━━━ Task input ━━━
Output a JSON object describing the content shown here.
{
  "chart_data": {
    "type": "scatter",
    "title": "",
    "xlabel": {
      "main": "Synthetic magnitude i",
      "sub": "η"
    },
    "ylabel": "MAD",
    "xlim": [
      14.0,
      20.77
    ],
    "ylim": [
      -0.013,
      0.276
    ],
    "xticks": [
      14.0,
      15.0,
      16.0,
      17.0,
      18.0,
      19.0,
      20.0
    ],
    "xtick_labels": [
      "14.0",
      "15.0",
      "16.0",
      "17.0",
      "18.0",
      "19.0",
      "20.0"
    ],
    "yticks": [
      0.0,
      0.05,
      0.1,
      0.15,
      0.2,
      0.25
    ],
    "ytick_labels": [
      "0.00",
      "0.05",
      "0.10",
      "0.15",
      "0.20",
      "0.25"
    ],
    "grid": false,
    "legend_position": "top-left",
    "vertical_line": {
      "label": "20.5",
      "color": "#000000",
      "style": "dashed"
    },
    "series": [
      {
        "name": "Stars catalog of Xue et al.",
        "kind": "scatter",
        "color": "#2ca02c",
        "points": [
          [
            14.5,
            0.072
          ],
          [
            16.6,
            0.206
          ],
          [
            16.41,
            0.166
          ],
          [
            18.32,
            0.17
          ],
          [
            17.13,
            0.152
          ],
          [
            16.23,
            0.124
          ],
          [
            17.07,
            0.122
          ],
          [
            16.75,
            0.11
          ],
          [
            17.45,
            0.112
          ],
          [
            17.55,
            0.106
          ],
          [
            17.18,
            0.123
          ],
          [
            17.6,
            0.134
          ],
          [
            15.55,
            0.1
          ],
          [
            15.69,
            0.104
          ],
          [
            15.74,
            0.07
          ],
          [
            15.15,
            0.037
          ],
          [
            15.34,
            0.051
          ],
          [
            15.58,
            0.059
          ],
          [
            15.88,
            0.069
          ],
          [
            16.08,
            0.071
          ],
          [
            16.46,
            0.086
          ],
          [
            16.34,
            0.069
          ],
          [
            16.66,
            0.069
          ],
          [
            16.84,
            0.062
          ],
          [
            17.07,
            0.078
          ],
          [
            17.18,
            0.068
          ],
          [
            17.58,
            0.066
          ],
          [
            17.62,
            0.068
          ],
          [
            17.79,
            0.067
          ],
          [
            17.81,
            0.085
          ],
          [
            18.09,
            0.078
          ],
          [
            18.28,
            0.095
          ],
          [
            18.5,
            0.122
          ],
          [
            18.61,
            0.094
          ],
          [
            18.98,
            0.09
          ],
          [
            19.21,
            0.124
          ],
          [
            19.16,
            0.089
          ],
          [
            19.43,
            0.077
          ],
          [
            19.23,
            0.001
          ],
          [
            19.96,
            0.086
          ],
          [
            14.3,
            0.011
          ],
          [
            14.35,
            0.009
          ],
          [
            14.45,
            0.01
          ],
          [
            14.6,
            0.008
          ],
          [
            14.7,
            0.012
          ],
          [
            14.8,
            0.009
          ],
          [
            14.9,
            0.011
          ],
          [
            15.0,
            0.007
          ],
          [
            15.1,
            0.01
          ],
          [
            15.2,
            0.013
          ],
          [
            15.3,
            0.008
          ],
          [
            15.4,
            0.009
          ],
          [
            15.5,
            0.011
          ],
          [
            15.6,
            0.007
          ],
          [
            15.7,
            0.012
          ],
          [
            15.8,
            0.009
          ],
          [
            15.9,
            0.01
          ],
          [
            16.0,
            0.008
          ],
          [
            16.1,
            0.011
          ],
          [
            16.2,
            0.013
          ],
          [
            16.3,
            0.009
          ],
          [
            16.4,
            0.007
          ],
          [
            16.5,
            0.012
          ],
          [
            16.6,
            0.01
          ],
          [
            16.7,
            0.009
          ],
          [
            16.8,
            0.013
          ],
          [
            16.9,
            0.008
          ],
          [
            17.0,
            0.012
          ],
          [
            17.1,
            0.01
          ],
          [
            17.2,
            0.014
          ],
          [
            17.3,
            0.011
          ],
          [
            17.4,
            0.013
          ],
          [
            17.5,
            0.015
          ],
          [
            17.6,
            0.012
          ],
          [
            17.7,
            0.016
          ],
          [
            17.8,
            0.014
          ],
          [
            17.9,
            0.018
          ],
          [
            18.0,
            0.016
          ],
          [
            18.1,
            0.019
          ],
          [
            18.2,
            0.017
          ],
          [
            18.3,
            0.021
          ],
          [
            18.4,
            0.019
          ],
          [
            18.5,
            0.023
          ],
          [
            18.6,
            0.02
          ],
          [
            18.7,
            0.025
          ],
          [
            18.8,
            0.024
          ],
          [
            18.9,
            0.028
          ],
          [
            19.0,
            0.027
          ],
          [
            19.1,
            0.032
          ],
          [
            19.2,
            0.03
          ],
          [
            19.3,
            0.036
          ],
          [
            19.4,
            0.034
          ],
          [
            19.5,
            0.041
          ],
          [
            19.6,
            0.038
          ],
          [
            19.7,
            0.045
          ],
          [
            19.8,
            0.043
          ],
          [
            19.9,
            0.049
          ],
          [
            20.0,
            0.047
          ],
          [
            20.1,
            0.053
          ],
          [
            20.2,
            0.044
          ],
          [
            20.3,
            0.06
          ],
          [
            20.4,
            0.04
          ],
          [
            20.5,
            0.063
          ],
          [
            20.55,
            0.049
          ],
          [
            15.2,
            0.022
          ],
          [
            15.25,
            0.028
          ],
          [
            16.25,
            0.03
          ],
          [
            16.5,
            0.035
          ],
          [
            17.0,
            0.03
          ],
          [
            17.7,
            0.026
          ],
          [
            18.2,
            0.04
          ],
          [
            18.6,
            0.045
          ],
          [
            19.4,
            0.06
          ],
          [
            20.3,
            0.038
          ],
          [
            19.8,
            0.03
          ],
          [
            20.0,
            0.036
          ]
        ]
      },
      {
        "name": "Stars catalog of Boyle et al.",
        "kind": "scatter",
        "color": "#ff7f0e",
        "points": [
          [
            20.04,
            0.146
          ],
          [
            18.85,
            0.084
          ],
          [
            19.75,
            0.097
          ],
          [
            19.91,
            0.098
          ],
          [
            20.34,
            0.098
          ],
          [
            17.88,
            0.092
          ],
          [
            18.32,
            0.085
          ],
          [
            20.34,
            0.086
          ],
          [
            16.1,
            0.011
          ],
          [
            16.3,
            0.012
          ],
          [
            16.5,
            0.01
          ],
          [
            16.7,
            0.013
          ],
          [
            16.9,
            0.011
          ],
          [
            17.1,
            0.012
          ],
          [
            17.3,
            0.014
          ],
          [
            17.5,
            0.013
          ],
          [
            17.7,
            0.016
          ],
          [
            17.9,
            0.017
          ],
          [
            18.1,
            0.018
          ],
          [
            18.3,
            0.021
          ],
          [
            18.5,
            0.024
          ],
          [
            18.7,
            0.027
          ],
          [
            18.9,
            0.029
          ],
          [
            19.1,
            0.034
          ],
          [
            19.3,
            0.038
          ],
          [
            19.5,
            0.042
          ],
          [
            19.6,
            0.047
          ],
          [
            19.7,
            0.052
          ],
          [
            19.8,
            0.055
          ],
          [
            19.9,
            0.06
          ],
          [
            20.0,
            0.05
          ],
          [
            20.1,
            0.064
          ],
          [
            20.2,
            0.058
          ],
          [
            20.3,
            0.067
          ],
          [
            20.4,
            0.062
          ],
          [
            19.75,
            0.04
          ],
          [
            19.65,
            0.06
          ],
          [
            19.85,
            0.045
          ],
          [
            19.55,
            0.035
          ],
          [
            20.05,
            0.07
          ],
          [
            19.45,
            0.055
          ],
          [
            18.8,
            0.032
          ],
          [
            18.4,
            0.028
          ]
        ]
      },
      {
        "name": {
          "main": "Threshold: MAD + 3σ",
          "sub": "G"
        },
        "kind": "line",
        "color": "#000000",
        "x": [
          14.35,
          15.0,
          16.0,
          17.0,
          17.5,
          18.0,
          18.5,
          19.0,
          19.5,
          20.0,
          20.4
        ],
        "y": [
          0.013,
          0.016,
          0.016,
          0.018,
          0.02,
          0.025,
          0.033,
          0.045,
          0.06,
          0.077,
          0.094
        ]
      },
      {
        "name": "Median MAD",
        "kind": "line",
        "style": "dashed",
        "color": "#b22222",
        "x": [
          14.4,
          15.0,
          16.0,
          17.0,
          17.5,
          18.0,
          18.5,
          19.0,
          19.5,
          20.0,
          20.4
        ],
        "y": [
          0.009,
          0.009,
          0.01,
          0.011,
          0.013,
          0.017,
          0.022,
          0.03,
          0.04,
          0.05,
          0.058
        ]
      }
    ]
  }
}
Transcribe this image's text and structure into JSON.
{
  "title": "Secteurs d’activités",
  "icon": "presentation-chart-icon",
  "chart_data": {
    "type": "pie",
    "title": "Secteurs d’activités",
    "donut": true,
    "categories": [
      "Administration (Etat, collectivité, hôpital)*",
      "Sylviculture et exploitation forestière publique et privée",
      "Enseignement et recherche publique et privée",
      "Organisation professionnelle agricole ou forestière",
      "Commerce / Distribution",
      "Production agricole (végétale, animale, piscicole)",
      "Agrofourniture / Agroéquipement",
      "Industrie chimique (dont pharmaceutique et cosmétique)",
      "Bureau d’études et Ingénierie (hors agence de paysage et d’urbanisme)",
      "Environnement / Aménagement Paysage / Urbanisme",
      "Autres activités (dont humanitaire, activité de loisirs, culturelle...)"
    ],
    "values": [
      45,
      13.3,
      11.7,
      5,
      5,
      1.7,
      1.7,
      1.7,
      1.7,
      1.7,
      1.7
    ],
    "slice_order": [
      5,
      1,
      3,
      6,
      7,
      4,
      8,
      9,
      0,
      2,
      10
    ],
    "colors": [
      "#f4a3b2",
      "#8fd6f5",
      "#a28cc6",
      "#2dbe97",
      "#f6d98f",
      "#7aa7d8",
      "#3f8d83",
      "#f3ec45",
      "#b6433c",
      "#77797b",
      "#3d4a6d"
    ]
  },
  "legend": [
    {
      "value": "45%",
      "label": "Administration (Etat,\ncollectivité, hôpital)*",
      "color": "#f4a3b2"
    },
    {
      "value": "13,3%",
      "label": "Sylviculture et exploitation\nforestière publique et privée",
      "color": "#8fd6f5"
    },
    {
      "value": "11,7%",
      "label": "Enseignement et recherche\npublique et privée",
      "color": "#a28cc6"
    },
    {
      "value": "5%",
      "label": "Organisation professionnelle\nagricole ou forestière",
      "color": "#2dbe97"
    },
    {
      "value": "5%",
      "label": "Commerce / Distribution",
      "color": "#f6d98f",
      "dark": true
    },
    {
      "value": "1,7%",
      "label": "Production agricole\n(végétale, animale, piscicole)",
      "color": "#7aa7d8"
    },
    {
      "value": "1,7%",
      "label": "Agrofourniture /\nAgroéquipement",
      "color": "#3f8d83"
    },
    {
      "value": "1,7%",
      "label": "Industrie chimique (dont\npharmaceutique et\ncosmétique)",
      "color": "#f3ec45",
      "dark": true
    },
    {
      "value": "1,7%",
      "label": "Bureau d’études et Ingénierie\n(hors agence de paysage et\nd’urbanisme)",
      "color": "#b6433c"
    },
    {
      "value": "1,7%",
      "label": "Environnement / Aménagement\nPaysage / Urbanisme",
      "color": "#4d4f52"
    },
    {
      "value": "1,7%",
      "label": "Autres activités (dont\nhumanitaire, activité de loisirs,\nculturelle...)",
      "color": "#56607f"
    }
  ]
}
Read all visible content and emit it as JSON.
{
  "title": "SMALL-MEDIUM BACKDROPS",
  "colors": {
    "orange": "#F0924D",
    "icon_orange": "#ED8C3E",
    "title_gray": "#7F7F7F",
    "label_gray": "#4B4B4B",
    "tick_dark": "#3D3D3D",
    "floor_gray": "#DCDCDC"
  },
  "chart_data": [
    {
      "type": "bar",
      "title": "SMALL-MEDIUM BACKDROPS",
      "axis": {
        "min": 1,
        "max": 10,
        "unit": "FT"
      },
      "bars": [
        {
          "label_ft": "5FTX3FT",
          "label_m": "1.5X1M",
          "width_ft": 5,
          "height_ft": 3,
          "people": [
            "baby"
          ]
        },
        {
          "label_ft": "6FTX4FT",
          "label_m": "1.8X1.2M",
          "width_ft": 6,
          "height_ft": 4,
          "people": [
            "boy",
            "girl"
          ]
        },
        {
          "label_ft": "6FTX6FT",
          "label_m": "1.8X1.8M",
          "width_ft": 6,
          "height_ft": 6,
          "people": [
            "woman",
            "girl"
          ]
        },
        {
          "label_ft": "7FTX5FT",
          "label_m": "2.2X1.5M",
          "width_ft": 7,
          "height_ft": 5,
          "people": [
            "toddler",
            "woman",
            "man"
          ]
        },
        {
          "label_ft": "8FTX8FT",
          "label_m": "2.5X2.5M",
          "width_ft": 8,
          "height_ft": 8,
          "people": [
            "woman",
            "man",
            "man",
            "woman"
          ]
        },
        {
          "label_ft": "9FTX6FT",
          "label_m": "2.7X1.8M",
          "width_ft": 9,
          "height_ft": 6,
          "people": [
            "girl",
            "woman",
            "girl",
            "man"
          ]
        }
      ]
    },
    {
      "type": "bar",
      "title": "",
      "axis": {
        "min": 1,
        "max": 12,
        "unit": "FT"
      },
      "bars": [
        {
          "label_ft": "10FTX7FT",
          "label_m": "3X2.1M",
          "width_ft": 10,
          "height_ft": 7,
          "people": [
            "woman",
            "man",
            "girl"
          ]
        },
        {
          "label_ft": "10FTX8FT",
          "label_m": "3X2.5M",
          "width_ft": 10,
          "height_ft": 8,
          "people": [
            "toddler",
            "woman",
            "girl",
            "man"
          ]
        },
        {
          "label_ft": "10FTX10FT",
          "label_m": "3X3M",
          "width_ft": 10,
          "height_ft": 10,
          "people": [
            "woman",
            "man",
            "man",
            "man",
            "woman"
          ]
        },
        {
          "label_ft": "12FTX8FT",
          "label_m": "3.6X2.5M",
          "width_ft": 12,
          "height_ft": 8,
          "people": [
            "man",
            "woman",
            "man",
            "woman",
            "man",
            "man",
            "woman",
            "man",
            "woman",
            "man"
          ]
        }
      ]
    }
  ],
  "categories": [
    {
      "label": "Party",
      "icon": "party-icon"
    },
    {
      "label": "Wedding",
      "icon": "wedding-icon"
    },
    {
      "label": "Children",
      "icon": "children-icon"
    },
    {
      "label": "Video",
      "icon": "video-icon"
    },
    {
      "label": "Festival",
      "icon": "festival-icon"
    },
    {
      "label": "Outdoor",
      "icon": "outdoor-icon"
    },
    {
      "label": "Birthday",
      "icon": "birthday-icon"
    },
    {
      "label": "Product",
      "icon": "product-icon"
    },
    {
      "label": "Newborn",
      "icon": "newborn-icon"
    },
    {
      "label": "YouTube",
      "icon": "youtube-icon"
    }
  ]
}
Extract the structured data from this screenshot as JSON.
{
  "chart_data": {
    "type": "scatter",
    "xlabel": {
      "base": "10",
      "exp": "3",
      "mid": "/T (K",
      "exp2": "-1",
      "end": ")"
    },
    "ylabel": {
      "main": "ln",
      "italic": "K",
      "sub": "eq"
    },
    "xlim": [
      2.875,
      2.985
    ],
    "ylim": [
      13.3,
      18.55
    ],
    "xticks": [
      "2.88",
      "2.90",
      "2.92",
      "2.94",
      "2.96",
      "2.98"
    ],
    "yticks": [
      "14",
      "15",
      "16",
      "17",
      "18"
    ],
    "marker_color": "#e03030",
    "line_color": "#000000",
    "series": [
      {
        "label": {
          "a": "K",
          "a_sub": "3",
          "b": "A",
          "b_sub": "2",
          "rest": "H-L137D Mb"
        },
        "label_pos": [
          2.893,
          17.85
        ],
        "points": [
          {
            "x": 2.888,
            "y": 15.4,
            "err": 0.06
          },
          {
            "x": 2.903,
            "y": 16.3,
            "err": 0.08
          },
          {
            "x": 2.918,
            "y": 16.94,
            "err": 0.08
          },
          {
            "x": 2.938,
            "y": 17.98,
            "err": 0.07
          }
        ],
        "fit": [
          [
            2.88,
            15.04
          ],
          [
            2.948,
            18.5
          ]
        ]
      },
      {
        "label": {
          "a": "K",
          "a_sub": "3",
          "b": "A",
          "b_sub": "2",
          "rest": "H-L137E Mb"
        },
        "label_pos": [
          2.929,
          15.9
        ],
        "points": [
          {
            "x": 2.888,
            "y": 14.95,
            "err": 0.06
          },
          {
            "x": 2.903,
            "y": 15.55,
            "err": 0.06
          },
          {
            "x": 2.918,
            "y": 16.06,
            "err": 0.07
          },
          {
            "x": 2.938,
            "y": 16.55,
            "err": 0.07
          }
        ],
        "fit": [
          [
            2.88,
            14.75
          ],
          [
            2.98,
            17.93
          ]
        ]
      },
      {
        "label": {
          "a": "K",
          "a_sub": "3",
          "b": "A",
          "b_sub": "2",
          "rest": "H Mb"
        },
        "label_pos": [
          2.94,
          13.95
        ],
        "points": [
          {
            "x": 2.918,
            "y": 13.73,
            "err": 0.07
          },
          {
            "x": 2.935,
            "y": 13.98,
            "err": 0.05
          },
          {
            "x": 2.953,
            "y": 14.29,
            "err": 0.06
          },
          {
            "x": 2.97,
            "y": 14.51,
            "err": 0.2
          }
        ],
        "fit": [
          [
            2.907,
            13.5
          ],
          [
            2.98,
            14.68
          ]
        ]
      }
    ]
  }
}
━━━
Description of the task -> From the listing above, collect every line that mentions the word "Organisation".

Final answer ->
      "Organisation professionnelle agricole ou forestière",
      "label": "Organisation professionnelle\nagricole ou forestière",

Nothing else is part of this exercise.